* **JOB**
State only how many lines contain the string "CMCSA".
━━━━
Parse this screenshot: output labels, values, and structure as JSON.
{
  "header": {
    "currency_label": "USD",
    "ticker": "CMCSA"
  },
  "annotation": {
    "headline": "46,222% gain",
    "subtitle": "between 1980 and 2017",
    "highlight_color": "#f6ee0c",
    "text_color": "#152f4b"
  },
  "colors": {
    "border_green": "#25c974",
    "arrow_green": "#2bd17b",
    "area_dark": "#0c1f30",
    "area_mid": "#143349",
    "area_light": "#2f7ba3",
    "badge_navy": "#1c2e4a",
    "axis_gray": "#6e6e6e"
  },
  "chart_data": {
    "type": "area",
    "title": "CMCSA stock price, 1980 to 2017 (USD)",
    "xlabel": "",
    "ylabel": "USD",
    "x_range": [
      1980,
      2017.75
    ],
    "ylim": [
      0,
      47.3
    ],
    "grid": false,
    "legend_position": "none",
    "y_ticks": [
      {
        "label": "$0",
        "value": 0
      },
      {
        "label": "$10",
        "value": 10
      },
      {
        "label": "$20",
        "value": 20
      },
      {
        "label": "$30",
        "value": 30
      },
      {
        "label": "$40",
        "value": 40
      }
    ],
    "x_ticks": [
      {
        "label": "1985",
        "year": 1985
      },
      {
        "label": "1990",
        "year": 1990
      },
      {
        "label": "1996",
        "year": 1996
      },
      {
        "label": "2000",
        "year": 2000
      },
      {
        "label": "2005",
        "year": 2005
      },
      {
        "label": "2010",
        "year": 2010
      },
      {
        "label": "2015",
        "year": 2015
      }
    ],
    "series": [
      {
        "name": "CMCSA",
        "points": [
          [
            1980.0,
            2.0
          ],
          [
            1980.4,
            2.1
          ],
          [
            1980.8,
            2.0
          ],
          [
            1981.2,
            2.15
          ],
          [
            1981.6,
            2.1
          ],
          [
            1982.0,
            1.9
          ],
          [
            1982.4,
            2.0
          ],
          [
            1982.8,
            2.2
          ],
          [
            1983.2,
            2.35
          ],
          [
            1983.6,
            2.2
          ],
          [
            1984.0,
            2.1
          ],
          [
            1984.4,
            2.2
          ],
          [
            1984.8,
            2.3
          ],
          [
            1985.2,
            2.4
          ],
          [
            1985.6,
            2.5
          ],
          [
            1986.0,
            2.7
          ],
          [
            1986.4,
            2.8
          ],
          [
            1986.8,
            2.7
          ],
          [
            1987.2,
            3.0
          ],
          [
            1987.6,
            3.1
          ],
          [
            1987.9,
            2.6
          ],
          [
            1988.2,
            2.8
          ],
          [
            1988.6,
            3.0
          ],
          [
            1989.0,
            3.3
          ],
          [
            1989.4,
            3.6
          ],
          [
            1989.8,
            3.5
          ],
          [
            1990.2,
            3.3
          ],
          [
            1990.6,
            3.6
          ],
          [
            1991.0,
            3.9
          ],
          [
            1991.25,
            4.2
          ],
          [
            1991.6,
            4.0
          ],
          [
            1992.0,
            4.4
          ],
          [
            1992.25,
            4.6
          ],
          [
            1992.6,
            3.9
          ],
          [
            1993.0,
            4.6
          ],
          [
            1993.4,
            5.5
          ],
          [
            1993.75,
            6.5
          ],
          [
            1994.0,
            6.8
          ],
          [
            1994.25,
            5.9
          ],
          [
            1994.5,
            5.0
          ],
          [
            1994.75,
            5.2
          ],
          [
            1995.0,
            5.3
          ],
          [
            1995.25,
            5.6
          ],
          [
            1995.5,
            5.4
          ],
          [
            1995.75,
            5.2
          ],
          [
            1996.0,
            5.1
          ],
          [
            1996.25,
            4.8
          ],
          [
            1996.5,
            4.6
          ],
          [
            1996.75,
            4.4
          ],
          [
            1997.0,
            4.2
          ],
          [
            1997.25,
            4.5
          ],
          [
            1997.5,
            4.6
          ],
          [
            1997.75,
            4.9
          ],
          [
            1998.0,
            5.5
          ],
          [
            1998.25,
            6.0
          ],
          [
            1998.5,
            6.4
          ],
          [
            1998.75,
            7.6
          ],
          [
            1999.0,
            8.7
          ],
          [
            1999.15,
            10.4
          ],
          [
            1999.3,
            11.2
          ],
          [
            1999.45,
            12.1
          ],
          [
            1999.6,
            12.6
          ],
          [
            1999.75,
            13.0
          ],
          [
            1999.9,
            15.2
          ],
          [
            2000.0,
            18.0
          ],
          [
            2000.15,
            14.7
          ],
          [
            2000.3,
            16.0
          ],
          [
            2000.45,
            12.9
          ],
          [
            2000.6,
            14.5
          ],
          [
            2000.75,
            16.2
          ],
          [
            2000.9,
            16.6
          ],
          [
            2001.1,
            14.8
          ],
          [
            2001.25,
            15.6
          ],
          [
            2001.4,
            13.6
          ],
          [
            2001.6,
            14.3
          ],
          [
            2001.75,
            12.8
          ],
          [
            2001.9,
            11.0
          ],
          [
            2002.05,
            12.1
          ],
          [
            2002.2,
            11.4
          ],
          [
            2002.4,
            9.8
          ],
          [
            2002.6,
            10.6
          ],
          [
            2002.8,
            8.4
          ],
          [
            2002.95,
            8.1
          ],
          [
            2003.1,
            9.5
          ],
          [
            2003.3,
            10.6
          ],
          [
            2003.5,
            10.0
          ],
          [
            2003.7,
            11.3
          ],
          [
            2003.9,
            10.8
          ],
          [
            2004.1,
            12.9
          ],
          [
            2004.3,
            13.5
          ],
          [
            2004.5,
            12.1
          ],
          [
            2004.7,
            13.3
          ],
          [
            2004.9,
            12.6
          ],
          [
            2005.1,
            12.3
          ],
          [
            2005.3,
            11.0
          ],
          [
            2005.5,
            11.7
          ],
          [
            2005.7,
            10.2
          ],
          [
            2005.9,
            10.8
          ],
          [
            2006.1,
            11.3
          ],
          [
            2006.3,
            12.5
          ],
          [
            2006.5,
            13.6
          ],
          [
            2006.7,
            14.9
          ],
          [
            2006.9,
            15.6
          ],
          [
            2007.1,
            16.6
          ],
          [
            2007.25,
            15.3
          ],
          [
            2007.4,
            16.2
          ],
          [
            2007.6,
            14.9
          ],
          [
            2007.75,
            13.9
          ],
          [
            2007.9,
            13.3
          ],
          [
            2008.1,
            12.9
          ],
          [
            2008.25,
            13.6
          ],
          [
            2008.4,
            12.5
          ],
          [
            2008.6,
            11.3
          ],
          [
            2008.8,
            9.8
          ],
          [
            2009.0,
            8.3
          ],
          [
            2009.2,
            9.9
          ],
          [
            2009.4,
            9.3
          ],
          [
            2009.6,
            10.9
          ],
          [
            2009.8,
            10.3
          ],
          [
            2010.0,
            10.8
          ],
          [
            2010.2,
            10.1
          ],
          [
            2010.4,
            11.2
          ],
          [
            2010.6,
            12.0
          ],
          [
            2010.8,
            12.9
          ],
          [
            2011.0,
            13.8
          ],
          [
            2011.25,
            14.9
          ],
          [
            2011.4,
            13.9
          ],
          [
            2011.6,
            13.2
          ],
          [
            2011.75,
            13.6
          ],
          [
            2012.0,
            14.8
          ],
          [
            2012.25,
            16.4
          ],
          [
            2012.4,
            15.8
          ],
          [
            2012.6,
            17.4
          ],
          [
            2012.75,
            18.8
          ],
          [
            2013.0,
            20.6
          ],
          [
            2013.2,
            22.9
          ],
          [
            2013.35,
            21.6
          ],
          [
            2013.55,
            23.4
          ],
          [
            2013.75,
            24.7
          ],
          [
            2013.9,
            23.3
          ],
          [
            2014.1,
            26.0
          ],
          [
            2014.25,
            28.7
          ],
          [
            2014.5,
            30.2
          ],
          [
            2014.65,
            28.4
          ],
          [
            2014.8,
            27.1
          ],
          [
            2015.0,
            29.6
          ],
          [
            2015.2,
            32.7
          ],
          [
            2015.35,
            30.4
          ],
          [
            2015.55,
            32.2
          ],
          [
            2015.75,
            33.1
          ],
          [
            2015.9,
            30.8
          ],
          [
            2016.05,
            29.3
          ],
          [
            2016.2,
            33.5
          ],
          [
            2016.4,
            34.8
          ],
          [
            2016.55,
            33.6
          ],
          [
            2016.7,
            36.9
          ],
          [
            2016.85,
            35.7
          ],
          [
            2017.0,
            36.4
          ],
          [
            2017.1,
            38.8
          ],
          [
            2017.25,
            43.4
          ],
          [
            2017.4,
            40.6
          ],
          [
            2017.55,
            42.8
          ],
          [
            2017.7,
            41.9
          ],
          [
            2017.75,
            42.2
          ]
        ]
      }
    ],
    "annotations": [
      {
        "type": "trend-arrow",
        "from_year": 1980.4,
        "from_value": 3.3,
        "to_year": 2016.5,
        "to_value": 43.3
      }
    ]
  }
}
━━━━
* **OUTPUT BELOW**
3